__TASK PROMPT__:
Look through the material and copy each line holding "subscript".

--------------------------------------------------

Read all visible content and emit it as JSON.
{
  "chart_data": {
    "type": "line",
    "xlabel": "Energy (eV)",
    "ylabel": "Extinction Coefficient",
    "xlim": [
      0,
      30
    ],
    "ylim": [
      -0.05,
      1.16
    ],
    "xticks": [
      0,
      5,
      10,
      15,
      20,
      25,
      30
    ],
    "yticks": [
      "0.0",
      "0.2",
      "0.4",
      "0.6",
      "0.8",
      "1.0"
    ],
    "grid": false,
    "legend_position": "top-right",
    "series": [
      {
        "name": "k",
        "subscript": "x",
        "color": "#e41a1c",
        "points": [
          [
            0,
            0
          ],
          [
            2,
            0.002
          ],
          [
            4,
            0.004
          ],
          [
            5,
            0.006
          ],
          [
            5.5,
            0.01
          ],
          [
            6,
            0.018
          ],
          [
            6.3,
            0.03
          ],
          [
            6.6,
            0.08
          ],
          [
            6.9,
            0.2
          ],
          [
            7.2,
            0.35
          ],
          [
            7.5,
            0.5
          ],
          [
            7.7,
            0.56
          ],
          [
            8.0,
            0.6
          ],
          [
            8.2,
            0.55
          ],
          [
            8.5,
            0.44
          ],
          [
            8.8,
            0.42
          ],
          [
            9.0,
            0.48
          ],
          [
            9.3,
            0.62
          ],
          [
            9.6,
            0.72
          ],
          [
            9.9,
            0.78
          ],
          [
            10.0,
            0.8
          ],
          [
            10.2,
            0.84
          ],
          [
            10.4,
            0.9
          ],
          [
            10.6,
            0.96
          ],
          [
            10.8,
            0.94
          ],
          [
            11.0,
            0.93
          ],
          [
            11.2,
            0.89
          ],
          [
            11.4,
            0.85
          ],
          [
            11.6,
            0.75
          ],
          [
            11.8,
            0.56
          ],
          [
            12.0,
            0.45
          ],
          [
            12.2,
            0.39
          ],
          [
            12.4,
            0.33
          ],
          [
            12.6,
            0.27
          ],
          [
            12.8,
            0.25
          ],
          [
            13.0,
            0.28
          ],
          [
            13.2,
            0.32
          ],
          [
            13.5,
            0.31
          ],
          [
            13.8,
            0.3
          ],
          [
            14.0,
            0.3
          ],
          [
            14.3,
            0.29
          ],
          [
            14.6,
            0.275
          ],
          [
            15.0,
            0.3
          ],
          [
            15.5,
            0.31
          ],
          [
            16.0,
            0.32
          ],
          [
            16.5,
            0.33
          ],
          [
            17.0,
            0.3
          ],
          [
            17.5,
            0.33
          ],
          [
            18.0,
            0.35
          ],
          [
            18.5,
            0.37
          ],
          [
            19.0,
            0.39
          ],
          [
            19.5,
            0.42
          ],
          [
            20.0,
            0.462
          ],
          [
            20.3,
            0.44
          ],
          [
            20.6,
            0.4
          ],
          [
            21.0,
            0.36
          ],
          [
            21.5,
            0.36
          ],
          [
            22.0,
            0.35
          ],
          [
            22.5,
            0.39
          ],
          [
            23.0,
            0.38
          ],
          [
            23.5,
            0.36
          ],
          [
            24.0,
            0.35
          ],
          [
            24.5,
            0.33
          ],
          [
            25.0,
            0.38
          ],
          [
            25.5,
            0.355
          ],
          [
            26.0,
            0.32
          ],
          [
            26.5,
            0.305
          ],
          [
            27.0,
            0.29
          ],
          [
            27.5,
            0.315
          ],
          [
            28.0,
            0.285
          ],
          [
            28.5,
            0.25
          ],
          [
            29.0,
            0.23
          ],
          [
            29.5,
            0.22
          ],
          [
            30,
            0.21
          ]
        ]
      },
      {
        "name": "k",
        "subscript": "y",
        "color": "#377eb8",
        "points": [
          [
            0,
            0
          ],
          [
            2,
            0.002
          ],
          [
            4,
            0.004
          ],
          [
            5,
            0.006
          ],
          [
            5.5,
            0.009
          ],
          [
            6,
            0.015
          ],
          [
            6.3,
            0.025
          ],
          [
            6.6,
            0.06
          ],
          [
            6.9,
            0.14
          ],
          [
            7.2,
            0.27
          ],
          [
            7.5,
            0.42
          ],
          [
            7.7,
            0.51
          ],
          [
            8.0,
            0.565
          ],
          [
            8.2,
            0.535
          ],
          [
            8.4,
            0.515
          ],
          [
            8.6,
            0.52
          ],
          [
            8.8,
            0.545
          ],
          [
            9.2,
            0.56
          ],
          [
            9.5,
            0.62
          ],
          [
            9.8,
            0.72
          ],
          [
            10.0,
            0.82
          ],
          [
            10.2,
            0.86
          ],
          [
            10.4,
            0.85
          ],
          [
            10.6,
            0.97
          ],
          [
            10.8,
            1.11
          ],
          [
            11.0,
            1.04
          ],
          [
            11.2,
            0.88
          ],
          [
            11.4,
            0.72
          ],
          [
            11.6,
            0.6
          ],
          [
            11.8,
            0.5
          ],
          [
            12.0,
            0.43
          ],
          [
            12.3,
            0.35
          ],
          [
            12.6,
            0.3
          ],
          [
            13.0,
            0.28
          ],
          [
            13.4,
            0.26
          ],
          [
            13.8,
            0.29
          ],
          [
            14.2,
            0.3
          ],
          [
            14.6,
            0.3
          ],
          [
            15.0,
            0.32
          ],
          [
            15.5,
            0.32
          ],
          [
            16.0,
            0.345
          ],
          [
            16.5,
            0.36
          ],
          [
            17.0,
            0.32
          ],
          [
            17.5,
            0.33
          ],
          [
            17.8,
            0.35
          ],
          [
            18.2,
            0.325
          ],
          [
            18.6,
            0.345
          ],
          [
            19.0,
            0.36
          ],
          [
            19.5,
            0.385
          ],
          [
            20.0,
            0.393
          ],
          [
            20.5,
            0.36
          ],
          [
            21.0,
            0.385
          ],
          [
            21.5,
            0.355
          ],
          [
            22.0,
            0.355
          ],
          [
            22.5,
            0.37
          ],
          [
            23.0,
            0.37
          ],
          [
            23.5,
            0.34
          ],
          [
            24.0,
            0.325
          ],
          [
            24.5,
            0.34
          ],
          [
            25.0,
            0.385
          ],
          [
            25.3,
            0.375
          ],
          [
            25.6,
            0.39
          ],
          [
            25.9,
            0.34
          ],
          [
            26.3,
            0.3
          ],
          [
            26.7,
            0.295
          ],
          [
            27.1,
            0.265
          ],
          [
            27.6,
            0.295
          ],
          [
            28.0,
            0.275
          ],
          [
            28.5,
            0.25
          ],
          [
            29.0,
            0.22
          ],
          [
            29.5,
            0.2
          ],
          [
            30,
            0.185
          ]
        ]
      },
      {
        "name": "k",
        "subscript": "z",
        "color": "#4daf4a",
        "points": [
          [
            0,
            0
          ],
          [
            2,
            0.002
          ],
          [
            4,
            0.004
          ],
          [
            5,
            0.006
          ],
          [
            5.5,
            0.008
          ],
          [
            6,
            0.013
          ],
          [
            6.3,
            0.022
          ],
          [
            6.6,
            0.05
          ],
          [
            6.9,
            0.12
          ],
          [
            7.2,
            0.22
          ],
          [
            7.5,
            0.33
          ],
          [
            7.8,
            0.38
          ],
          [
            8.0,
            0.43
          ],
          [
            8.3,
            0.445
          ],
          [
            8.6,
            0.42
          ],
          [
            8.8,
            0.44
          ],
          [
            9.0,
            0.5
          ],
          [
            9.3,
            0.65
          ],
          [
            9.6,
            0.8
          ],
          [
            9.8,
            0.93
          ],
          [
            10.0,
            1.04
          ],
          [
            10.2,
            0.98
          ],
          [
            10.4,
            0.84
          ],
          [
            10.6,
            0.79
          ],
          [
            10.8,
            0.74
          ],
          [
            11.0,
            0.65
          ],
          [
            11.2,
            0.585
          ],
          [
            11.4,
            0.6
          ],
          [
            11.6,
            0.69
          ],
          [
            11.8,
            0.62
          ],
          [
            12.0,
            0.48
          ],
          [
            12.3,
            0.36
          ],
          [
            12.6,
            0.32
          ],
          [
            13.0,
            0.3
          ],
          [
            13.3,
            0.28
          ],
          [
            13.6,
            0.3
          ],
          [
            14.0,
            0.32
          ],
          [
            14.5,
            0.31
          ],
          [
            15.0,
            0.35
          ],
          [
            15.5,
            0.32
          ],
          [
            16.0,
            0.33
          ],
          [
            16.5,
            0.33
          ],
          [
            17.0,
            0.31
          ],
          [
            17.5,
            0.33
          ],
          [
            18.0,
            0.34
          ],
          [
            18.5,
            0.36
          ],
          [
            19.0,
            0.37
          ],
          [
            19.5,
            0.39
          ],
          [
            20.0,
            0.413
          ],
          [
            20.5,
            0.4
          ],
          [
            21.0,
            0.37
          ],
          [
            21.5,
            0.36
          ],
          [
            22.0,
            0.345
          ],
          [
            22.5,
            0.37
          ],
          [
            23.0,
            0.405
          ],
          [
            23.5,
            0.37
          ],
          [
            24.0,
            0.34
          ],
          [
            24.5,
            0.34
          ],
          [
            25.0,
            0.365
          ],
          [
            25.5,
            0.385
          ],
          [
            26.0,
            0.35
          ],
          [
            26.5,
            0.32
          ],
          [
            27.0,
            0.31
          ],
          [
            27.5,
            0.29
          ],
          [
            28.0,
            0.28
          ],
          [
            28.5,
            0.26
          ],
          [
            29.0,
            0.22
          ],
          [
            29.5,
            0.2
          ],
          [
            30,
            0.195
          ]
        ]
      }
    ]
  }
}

--------------------------------------------------

__COMPLETE OUTPUT__:
        "subscript": "x",
        "subscript": "y",
        "subscript": "z",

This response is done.